=== Instruction ===
Tally the lines below that contain "name". The number is the whole answer.
---------- Records shown ----------
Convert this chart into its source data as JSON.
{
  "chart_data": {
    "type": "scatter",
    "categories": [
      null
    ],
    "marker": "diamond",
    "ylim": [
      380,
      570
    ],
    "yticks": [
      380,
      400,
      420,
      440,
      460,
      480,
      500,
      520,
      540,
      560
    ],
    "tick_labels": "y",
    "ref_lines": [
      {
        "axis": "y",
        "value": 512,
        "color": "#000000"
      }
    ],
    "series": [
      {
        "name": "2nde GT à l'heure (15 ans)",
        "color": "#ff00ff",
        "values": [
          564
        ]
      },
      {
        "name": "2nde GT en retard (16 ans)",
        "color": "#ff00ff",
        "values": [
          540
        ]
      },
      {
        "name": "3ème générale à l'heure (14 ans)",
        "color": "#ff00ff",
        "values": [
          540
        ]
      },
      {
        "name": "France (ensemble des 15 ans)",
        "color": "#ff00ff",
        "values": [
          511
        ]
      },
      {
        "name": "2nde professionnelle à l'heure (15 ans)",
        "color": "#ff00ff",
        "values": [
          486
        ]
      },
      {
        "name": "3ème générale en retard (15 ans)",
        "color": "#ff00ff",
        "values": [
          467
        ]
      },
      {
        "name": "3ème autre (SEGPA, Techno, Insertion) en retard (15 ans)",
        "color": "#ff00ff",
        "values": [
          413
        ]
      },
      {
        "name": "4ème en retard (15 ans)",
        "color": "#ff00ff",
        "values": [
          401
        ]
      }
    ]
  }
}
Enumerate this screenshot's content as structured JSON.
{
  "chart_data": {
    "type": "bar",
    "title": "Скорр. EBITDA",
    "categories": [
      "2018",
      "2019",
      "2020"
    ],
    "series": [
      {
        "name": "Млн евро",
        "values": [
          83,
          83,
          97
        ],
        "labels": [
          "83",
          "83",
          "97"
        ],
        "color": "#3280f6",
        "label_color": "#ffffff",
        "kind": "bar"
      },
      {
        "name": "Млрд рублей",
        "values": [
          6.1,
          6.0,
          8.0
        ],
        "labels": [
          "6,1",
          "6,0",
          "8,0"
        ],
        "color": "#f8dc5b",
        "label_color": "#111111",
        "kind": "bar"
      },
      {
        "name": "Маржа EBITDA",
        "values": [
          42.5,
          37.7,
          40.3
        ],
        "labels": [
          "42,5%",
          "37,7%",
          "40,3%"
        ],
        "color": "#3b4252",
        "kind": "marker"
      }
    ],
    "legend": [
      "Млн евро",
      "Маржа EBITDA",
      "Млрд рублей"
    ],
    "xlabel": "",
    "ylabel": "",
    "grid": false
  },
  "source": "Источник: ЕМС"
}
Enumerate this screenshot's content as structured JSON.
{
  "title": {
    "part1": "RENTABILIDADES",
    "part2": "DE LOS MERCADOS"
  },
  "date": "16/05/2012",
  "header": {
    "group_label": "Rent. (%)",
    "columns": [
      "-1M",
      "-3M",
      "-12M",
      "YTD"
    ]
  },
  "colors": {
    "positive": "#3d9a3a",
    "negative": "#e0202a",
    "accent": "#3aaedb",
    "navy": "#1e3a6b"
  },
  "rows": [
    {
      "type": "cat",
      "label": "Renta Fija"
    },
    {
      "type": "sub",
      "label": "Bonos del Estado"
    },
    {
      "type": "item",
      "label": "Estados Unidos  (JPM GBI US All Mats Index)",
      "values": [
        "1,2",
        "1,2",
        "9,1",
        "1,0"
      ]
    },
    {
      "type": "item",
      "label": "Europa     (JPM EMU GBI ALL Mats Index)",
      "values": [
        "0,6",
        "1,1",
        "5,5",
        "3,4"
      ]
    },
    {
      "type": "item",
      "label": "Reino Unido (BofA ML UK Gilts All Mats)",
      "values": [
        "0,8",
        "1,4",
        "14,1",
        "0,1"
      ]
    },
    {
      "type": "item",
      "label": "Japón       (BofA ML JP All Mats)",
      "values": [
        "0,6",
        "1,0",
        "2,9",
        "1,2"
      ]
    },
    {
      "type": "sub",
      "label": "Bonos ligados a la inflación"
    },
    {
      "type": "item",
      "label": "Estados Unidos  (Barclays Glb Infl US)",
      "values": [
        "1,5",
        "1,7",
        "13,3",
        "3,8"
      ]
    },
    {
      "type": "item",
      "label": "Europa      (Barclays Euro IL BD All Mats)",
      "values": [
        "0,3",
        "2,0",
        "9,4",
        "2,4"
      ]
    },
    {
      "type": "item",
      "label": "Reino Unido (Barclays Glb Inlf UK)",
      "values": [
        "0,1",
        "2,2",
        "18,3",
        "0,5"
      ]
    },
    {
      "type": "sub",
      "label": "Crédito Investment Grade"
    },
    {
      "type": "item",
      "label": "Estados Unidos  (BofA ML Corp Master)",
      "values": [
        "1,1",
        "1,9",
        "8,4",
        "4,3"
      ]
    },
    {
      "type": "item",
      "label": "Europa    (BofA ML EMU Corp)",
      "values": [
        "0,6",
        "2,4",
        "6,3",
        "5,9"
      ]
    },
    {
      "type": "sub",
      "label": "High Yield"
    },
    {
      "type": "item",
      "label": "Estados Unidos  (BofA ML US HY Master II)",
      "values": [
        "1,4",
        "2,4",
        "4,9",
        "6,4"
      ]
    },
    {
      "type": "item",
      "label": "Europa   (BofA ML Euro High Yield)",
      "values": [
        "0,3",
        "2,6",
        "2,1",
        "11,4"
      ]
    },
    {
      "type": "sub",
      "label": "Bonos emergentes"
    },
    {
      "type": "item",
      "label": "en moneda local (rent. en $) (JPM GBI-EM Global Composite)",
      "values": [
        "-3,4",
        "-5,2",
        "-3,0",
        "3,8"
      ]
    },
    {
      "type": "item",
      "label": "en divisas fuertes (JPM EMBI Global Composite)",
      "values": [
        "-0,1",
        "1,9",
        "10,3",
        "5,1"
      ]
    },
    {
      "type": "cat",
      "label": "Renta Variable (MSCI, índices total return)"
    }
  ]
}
----------
=== Final answer ===
11